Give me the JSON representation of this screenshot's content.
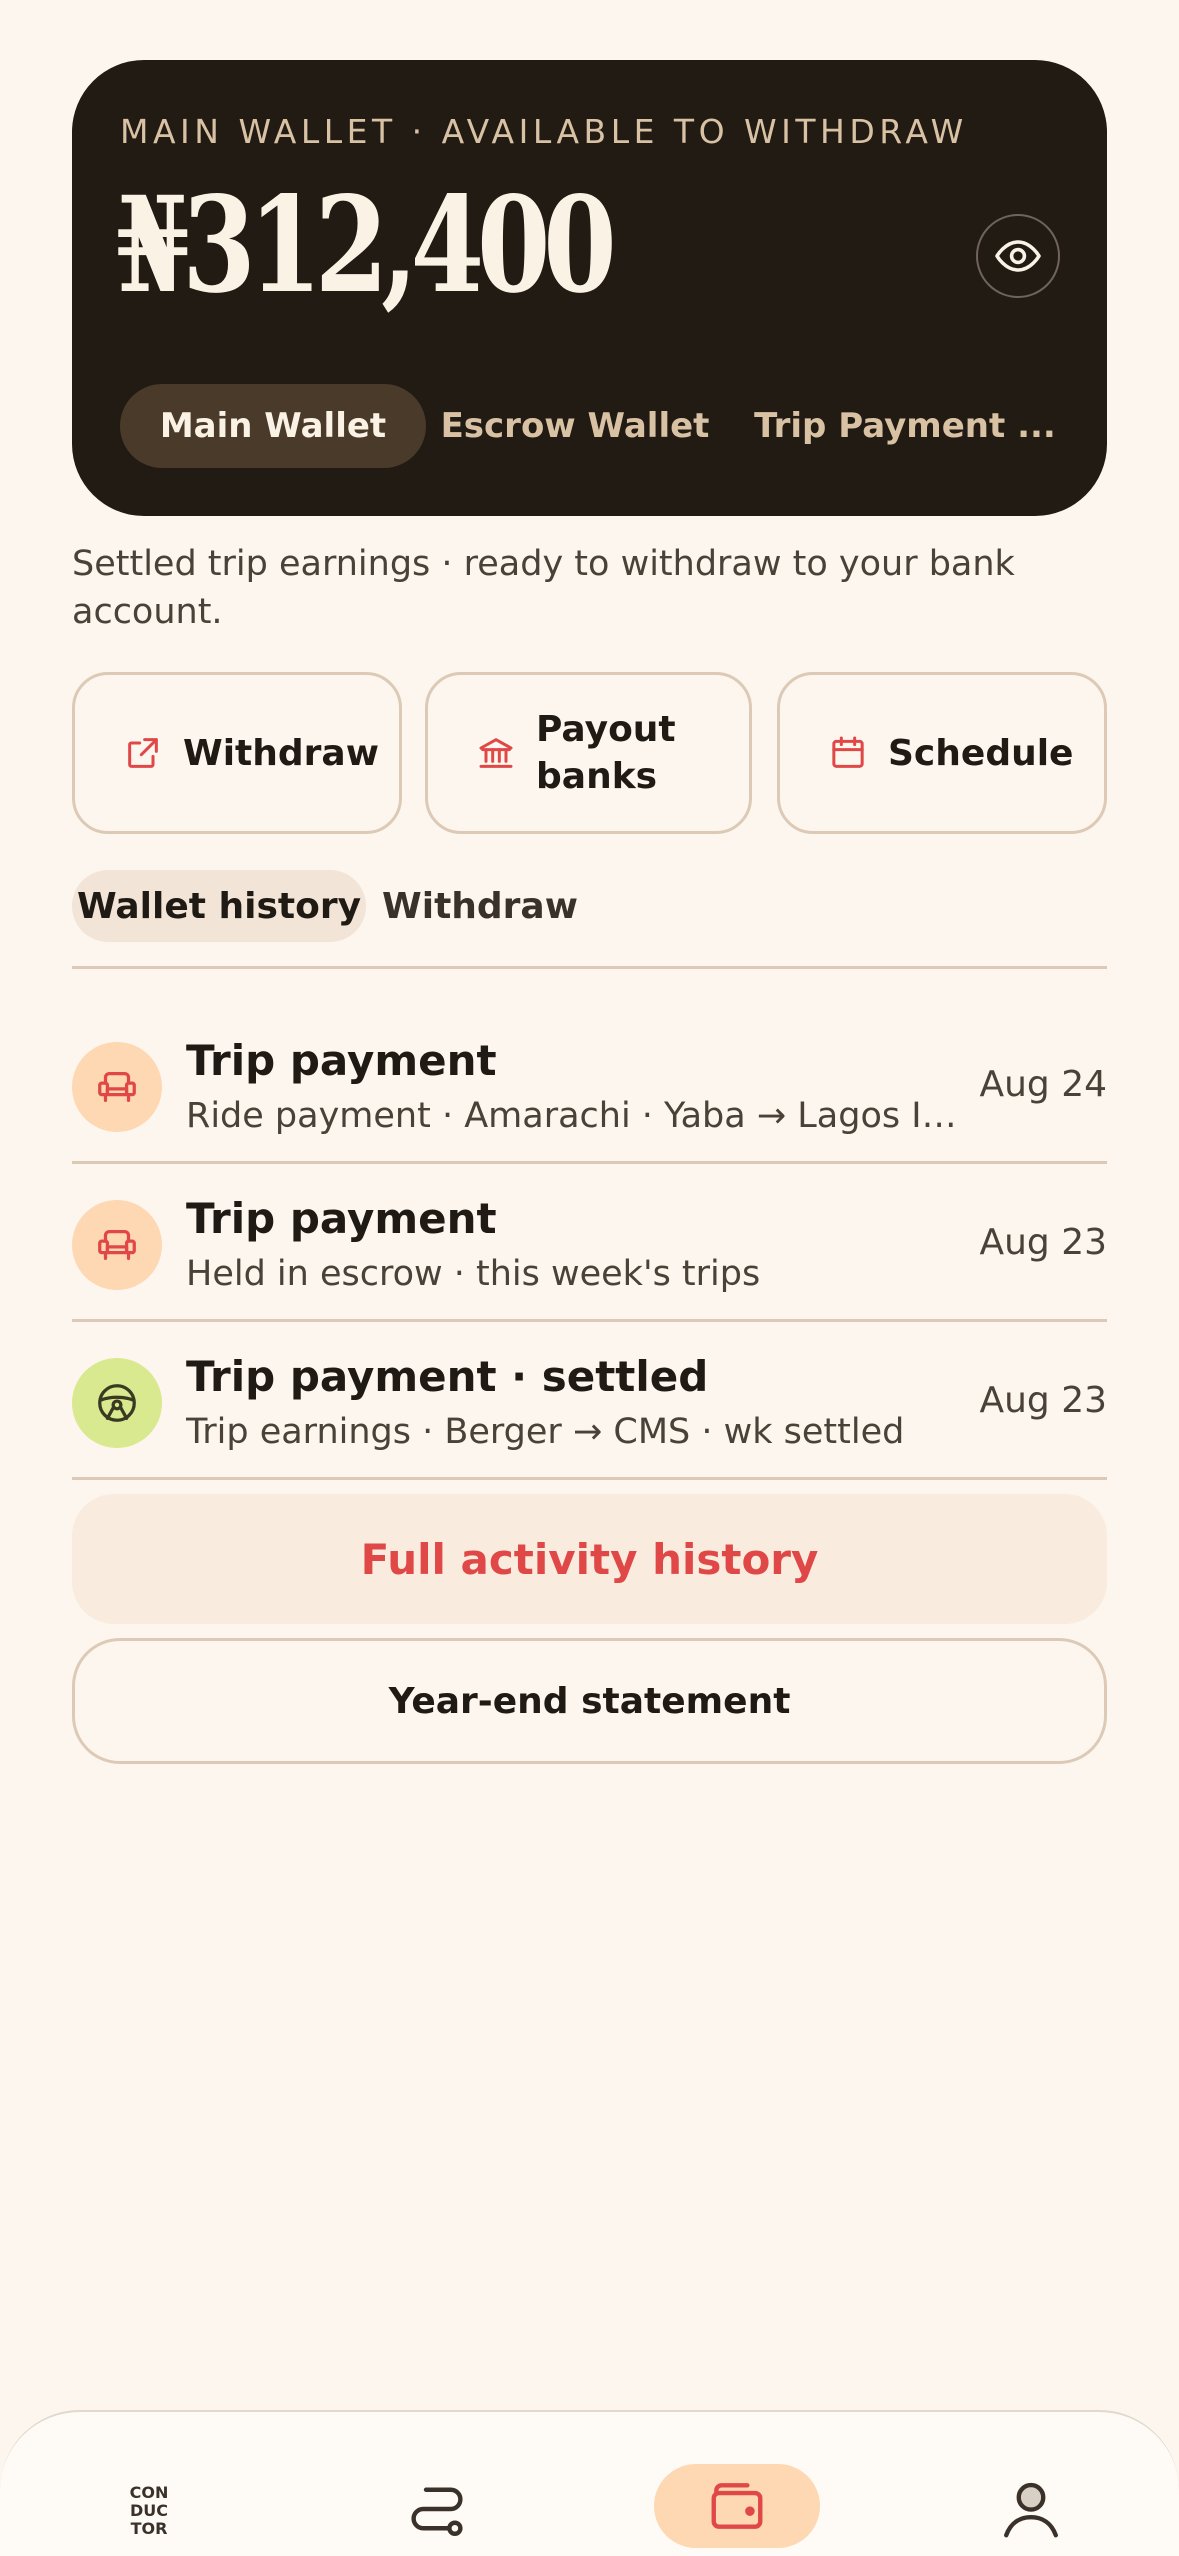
{
  "wallet": {
    "eyebrow": "MAIN WALLET · AVAILABLE TO WITHDRAW",
    "balance": "₦312,400",
    "tabs": [
      {
        "label": "Main Wallet",
        "active": true
      },
      {
        "label": "Escrow Wallet",
        "active": false
      },
      {
        "label": "Trip Payment ...",
        "active": false
      }
    ]
  },
  "subtitle": "Settled trip earnings · ready to withdraw to your bank account.",
  "actions": [
    {
      "label": "Withdraw",
      "icon": "external-link-icon"
    },
    {
      "label": "Payout banks",
      "icon": "bank-icon"
    },
    {
      "label": "Schedule",
      "icon": "calendar-icon"
    }
  ],
  "history_tabs": [
    {
      "label": "Wallet history",
      "active": true
    },
    {
      "label": "Withdraw",
      "active": false
    }
  ],
  "transactions": [
    {
      "title": "Trip payment",
      "description": "Ride payment · Amarachi · Yaba → Lagos Isl...",
      "date": "Aug 24",
      "icon": "seat-icon"
    },
    {
      "title": "Trip payment",
      "description": "Held in escrow · this week's trips",
      "date": "Aug 23",
      "icon": "seat-icon"
    },
    {
      "title": "Trip payment · settled",
      "description": "Trip earnings · Berger → CMS · wk settled",
      "date": "Aug 23",
      "icon": "steering-wheel-icon"
    }
  ],
  "buttons": {
    "full_history": "Full activity history",
    "year_end": "Year-end statement"
  },
  "nav": {
    "logo_text": [
      "CON",
      "DUC",
      "TOR"
    ],
    "items": [
      "logo-icon",
      "route-icon",
      "wallet-icon",
      "profile-icon"
    ],
    "active": "wallet-icon"
  },
  "colors": {
    "background": "#fdf6ee",
    "card": "#211b14",
    "accent": "#e04848",
    "pill_orange": "#fdd8b2",
    "pill_green": "#d8e98f"
  }
}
········
EXERCISE PROMPT - All of the lines above should be printed exactly, minus the pictures.

ANSWER IN FULL -
Give me the JSON representation of this screenshot's content.
{
  "wallet": {
    "eyebrow": "MAIN WALLET · AVAILABLE TO WITHDRAW",
    "balance": "₦312,400",
    "tabs": [
      {
        "label": "Main Wallet",
        "active": true
      },
      {
        "label": "Escrow Wallet",
        "active": false
      },
      {
        "label": "Trip Payment ...",
        "active": false
      }
    ]
  },
  "subtitle": "Settled trip earnings · ready to withdraw to your bank account.",
  "actions": [
    {
      "label": "Withdraw",
      "icon": "external-link-icon"
    },
    {
      "label": "Payout banks",
      "icon": "bank-icon"
    },
    {
      "label": "Schedule",
      "icon": "calendar-icon"
    }
  ],
  "history_tabs": [
    {
      "label": "Wallet history",
      "active": true
    },
    {
      "label": "Withdraw",
      "active": false
    }
  ],
  "transactions": [
    {
      "title": "Trip payment",
      "description": "Ride payment · Amarachi · Yaba → Lagos Isl...",
      "date": "Aug 24",
      "icon": "seat-icon"
    },
    {
      "title": "Trip payment",
      "description": "Held in escrow · this week's trips",
      "date": "Aug 23",
      "icon": "seat-icon"
    },
    {
      "title": "Trip payment · settled",
      "description": "Trip earnings · Berger → CMS · wk settled",
      "date": "Aug 23",
      "icon": "steering-wheel-icon"
    }
  ],
  "buttons": {
    "full_history": "Full activity history",
    "year_end": "Year-end statement"
  },
  "nav": {
    "logo_text": [
      "CON",
      "DUC",
      "TOR"
    ],
    "items": [
      "logo-icon",
      "route-icon",
      "wallet-icon",
      "profile-icon"
    ],
    "active": "wallet-icon"
  },
  "colors": {
    "background": "#fdf6ee",
    "card": "#211b14",
    "accent": "#e04848",
    "pill_orange": "#fdd8b2",
    "pill_green": "#d8e98f"
  }
}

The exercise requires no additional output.